## Records shown
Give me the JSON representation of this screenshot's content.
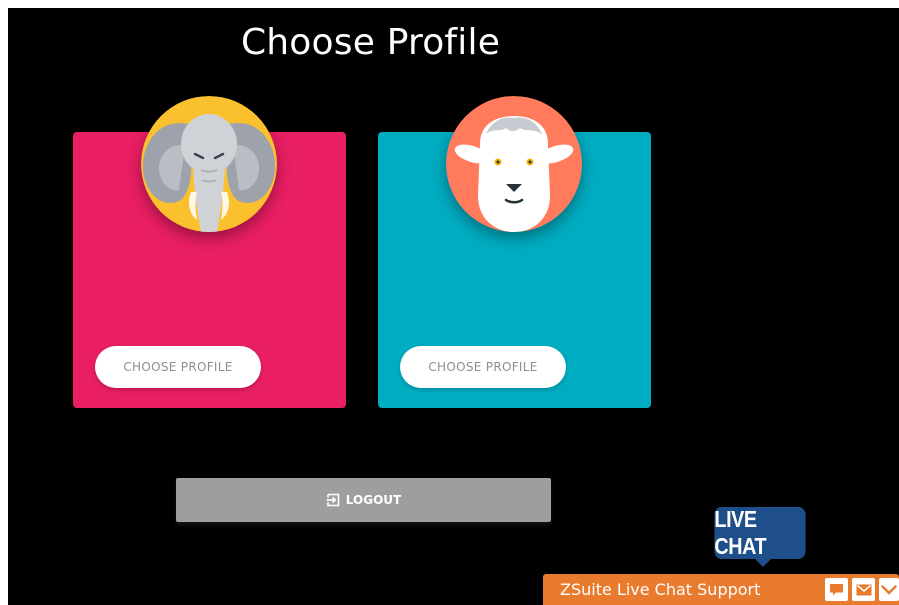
{
  "page": {
    "title": "Choose Profile"
  },
  "profiles": [
    {
      "avatar_icon": "elephant-icon",
      "color": "#e91e63",
      "button_label": "CHOOSE PROFILE"
    },
    {
      "avatar_icon": "sheep-icon",
      "color": "#00acc1",
      "button_label": "CHOOSE PROFILE"
    }
  ],
  "logout": {
    "label": "LOGOUT",
    "icon": "logout-icon"
  },
  "live_chat": {
    "badge_text": "LIVE CHAT",
    "bar_title": "ZSuite Live Chat Support",
    "controls": [
      "chat-bubble-icon",
      "mail-icon",
      "chevron-down-icon"
    ],
    "accent": "#e87b2d",
    "badge_color": "#1e4f8a"
  }
}
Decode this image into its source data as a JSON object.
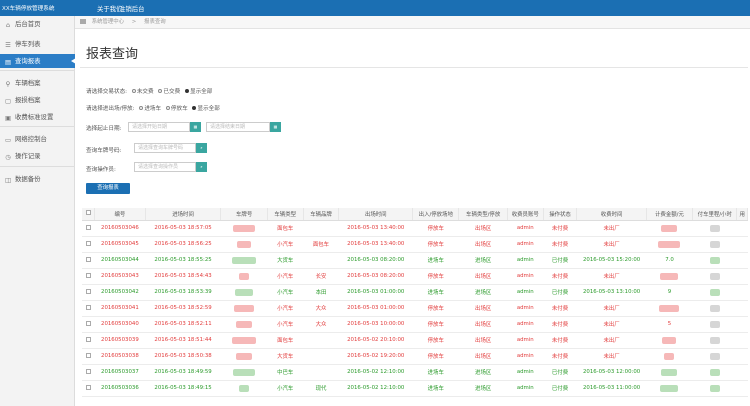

## Set problem
Quote every line of the records above exactly; no picture is to be copied.

## Response to this exercise
Give me the JSON representation of this screenshot's content.
{
  "page": {
    "title": "Choose Profile"
  },
  "profiles": [
    {
      "avatar_icon": "elephant-icon",
      "color": "#e91e63",
      "button_label": "CHOOSE PROFILE"
    },
    {
      "avatar_icon": "sheep-icon",
      "color": "#00acc1",
      "button_label": "CHOOSE PROFILE"
    }
  ],
  "logout": {
    "label": "LOGOUT",
    "icon": "logout-icon"
  },
  "live_chat": {
    "badge_text": "LIVE CHAT",
    "bar_title": "ZSuite Live Chat Support",
    "controls": [
      "chat-bubble-icon",
      "mail-icon",
      "chevron-down-icon"
    ],
    "accent": "#e87b2d",
    "badge_color": "#1e4f8a"
  }
}
Decode this image into its source data as a JSON object.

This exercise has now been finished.